[Data entries]
--*--

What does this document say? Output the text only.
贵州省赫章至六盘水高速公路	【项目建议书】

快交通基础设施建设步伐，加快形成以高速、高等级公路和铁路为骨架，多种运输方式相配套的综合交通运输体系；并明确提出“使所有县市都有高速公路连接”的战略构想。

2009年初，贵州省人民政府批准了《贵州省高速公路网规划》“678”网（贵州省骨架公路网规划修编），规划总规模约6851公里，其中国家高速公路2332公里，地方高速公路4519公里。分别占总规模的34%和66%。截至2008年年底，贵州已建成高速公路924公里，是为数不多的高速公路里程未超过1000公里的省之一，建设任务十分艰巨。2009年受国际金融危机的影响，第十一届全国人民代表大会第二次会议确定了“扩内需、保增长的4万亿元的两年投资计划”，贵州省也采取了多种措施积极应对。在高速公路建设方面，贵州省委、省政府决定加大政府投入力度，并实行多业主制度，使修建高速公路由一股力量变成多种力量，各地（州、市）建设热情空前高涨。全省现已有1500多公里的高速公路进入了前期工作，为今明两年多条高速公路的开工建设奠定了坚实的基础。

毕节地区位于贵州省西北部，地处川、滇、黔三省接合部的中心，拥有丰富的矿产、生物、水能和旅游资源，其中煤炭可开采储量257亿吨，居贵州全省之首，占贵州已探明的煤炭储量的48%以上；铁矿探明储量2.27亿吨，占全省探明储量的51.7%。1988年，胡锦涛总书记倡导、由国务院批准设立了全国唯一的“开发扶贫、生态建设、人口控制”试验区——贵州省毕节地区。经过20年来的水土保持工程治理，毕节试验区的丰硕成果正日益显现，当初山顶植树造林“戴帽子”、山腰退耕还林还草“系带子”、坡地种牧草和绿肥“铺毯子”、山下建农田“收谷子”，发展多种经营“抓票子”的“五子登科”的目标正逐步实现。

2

--*--

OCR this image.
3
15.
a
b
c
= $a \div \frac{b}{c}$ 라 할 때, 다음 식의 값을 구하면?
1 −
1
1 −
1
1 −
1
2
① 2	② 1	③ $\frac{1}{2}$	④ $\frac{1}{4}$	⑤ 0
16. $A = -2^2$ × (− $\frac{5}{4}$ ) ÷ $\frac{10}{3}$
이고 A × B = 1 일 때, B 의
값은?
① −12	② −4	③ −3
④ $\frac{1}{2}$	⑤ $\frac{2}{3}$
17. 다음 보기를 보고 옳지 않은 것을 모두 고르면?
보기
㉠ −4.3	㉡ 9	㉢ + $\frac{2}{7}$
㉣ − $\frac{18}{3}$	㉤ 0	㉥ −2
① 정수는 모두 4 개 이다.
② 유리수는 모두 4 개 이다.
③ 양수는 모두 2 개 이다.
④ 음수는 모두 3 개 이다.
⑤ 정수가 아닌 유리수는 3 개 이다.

--*--

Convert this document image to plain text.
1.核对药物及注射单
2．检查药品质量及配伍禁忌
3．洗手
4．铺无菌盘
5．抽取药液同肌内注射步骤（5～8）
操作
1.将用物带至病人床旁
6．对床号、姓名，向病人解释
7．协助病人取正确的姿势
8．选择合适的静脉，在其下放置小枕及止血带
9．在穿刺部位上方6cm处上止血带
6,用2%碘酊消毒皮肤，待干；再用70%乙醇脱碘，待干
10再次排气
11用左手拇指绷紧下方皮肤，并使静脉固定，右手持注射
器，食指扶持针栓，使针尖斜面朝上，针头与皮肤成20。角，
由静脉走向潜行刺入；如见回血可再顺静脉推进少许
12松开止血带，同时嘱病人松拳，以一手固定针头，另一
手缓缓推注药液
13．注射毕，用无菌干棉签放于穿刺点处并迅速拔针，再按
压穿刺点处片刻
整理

--*--

* [Problem details]:
Exactly how many lines in the data above contain the word "image"? Respond with the number and nothing more.

* [Answer to this problem]:
2